[A run of records]
__________________________________________________
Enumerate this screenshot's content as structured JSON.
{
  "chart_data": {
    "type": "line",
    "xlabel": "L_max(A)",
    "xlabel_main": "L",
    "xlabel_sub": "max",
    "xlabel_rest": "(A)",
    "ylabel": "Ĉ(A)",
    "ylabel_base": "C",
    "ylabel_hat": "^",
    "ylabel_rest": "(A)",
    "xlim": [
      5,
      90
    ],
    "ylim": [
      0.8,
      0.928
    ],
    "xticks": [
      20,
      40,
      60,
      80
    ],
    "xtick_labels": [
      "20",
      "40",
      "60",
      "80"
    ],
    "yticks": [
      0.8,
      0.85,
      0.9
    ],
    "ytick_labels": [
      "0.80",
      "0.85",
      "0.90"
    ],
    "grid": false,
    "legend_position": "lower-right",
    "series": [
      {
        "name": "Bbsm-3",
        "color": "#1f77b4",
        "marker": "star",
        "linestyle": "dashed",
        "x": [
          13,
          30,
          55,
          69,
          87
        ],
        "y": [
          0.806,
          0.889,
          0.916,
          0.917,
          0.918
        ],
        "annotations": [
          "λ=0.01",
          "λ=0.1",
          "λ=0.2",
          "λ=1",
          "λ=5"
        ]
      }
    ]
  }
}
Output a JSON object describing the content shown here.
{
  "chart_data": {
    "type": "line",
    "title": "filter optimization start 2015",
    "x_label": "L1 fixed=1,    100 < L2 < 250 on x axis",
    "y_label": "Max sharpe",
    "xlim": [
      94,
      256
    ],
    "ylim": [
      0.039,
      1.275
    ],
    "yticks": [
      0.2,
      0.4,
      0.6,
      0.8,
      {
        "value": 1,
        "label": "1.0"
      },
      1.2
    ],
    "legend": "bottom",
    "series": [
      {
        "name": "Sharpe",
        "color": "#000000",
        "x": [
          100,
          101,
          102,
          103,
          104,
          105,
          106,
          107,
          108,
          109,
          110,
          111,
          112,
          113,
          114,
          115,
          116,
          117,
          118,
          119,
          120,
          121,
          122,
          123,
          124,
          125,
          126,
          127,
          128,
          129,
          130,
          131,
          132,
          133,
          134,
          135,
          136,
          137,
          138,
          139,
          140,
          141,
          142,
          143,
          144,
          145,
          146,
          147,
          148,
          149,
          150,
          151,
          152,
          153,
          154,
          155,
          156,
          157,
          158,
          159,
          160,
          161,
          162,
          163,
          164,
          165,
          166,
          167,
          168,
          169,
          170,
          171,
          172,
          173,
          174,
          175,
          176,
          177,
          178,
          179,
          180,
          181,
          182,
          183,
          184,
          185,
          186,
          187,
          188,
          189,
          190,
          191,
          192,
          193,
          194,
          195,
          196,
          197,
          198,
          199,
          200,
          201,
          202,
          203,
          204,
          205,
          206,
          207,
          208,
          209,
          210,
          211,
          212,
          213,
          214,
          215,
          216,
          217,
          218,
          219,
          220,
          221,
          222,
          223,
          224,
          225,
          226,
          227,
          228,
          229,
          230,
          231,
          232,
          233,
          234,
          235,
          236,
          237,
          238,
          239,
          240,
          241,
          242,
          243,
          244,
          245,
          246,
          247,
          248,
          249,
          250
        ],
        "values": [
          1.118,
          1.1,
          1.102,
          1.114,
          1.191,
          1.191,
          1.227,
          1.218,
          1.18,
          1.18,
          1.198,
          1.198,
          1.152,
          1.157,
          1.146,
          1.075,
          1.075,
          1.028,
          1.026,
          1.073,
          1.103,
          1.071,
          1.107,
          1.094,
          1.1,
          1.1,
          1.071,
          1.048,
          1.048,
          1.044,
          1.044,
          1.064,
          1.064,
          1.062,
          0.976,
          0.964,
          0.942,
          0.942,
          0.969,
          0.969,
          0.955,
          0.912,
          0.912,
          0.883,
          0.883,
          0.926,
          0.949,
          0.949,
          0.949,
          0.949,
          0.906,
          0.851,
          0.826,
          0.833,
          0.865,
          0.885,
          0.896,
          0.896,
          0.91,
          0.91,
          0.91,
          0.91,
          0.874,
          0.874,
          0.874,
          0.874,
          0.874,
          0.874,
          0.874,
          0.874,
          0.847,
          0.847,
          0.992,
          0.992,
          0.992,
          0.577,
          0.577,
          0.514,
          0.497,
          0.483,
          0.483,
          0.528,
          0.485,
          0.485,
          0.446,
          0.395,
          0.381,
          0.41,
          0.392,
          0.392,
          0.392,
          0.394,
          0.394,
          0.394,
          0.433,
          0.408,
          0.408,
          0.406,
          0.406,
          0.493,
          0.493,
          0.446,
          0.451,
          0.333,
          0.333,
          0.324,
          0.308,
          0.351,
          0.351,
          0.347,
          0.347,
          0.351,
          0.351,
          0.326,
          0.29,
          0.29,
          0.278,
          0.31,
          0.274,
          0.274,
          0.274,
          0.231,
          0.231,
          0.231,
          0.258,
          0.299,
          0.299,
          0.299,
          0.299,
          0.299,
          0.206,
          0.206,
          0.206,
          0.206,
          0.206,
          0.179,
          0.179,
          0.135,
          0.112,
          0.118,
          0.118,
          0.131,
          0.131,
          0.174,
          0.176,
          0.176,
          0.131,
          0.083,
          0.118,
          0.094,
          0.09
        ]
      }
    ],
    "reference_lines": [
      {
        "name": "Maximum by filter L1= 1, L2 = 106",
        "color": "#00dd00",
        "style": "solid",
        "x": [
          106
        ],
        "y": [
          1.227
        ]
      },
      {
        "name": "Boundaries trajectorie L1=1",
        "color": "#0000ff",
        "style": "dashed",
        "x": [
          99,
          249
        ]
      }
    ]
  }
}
__________________________________________________
Task instructions.
Report how many lines in the data include the word "name", and give nothing but the count.

Solution.
4